Goal => Do any lines in the data below contain "nameplate"? If so, copy every one of them.

Data extracted from a collection
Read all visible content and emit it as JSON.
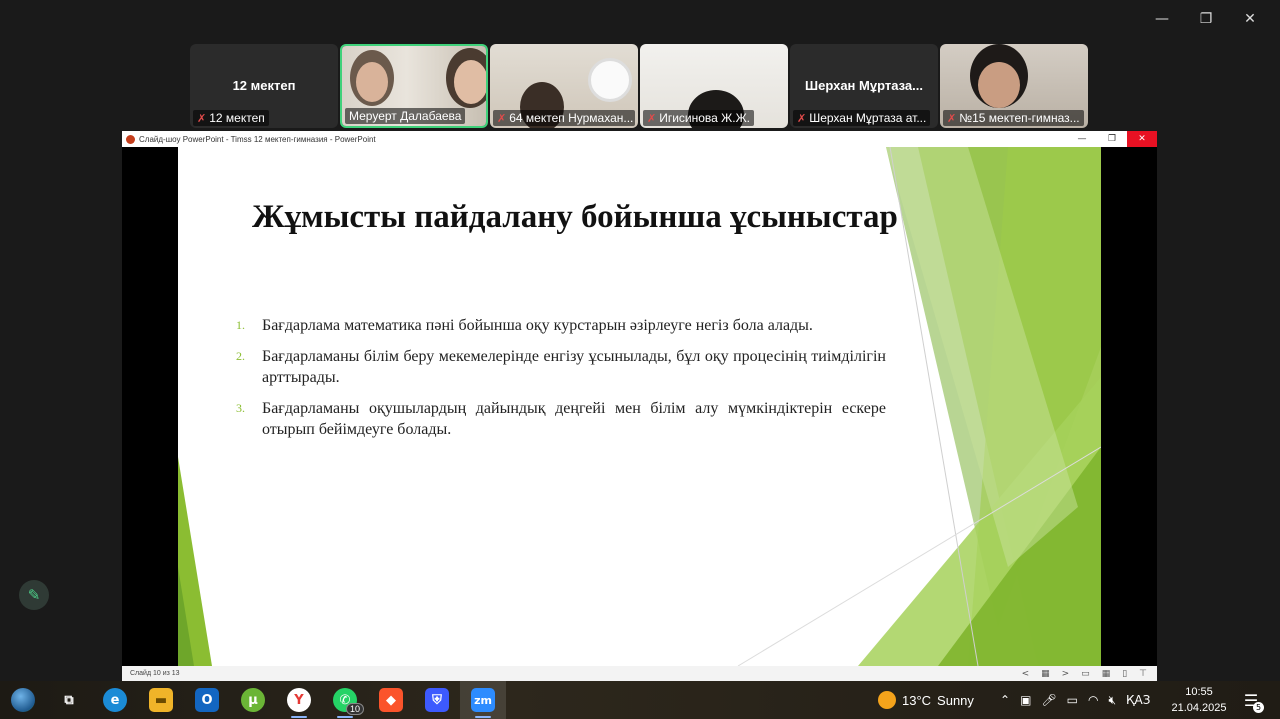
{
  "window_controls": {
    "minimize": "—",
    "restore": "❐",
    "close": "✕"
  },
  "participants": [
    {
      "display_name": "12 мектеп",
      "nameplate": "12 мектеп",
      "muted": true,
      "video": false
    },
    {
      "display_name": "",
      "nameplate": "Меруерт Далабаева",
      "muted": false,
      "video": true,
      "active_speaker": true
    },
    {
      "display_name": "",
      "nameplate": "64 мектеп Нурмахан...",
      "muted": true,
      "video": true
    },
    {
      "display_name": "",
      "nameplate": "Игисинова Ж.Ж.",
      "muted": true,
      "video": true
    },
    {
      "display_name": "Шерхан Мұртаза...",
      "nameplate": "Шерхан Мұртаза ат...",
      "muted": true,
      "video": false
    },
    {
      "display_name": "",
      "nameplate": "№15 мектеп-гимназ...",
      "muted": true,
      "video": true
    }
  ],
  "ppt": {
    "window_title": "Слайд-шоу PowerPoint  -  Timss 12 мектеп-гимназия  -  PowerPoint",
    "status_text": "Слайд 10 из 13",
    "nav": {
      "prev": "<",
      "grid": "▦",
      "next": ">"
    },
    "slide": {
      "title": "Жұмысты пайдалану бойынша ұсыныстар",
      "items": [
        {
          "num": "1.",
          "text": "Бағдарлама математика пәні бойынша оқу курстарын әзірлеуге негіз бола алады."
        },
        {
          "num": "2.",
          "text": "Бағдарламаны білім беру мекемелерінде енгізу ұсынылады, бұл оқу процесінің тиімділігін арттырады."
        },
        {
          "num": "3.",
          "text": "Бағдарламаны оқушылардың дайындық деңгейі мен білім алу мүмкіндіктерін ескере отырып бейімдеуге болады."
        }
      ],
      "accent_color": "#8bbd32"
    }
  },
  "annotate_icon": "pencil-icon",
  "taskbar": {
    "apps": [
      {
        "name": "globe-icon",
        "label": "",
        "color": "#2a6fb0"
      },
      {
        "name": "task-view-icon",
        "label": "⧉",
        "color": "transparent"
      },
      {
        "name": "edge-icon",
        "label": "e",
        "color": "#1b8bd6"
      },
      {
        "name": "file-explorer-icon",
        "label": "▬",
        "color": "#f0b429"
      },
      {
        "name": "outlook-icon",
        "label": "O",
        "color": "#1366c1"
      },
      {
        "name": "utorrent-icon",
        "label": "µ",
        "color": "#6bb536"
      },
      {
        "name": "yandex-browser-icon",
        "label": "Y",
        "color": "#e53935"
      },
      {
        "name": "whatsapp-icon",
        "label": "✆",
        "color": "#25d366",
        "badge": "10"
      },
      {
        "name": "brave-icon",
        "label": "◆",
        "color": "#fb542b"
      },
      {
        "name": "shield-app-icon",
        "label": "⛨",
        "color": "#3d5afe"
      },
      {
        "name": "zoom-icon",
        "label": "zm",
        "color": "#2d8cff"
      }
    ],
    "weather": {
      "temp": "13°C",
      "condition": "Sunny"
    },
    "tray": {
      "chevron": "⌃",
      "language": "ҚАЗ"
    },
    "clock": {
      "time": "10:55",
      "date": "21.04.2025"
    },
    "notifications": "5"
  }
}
* * *
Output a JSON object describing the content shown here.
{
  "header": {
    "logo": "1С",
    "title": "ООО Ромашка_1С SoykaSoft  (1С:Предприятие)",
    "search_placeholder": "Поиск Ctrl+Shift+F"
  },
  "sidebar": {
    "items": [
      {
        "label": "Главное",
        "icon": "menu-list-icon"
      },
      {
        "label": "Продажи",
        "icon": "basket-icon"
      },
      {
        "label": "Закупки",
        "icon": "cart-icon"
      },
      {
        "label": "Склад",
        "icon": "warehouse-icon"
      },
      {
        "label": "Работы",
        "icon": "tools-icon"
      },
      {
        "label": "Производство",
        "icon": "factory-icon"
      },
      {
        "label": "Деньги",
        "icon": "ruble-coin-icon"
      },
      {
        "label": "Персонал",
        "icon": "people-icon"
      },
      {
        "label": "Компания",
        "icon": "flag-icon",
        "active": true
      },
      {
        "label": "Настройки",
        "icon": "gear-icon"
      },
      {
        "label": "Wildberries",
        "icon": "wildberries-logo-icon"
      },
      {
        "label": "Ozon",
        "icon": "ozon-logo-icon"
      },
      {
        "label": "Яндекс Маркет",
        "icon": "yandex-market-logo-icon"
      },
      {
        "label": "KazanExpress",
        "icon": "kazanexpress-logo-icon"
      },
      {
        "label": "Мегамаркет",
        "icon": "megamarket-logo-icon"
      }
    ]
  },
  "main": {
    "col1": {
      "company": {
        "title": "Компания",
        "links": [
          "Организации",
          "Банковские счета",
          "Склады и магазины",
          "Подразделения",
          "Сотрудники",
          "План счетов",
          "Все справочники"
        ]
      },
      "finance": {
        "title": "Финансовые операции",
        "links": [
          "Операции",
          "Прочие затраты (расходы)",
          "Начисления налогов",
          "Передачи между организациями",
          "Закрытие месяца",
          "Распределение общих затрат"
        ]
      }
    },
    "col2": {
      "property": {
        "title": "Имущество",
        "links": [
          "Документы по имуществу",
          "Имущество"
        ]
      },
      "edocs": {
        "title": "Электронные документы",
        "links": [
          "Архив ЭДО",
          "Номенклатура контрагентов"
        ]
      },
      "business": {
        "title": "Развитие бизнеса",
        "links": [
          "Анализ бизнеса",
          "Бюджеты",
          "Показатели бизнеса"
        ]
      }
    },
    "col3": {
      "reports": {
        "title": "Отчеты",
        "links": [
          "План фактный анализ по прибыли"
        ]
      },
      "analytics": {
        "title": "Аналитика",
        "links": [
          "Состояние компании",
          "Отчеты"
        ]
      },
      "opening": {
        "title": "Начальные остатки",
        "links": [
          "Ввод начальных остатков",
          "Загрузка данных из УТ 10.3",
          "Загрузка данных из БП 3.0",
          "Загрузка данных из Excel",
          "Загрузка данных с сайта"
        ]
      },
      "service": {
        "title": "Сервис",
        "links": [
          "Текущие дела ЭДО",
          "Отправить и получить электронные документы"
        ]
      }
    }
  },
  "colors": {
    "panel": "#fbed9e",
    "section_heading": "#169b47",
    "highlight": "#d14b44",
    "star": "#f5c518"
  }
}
* * *
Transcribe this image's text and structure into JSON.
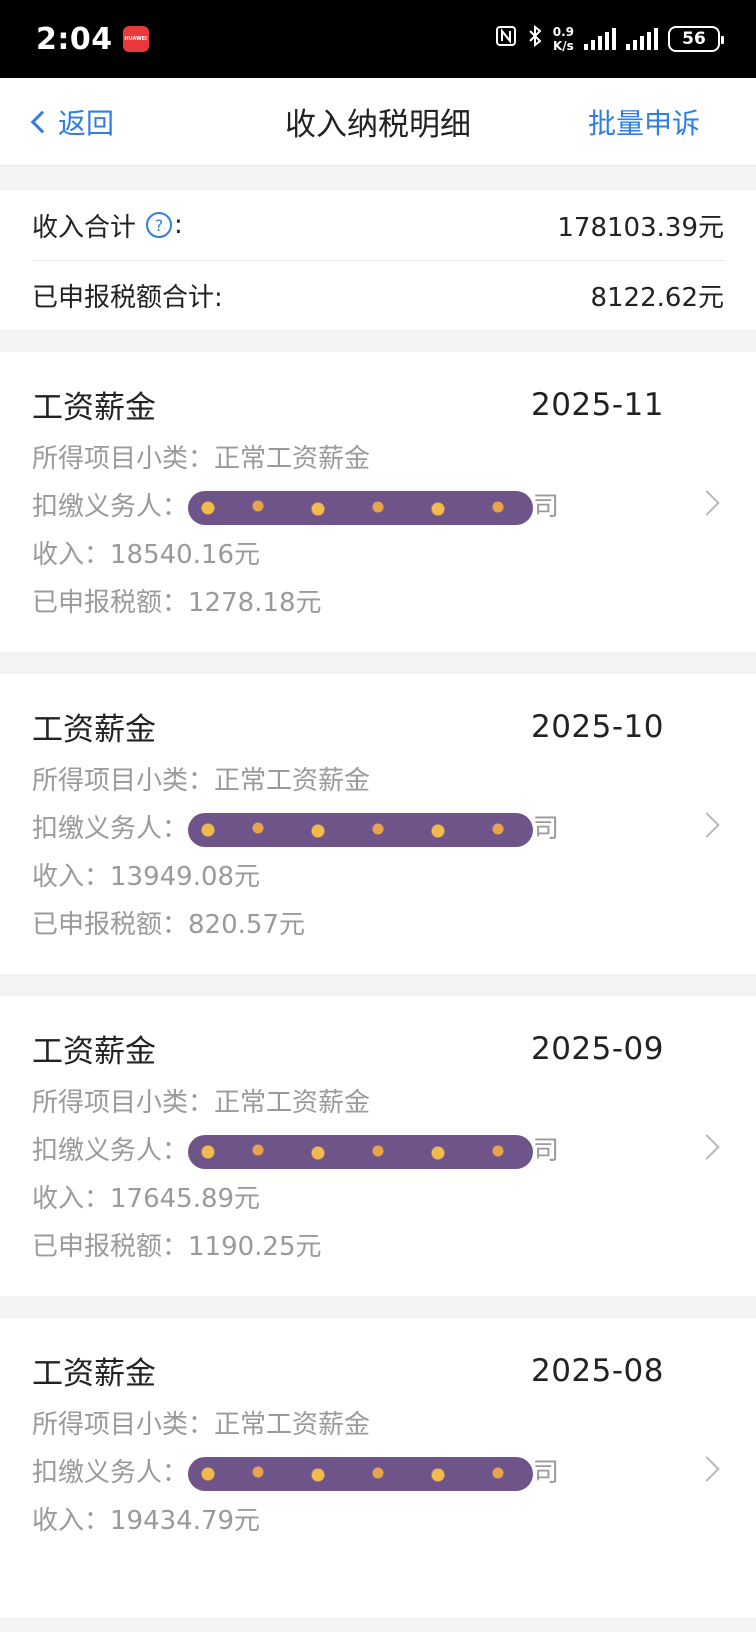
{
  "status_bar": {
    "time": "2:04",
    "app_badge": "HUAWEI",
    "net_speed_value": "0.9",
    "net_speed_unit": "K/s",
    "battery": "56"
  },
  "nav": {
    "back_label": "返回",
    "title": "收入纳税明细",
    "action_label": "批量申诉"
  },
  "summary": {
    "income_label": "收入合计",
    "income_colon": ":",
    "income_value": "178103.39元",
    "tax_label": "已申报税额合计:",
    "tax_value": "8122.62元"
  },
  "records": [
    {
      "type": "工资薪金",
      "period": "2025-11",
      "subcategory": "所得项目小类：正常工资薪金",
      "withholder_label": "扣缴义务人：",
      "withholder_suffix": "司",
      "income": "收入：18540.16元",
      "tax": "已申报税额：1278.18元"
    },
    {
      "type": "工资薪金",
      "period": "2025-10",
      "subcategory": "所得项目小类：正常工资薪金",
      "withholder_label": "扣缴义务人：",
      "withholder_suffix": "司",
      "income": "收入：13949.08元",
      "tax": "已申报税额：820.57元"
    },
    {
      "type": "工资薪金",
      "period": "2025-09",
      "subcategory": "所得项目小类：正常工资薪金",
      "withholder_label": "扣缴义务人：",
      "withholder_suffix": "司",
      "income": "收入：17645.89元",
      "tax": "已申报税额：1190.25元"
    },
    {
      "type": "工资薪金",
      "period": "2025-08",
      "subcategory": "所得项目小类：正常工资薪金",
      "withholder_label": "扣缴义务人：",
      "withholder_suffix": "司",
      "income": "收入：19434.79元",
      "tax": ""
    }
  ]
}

Task answer =>
      "nameplate": "12 мектеп",
      "nameplate": "Меруерт Далабаева",
      "nameplate": "64 мектеп Нурмахан...",
      "nameplate": "Игисинова Ж.Ж.",
      "nameplate": "Шерхан Мұртаза ат...",
      "nameplate": "№15 мектеп-гимназ...",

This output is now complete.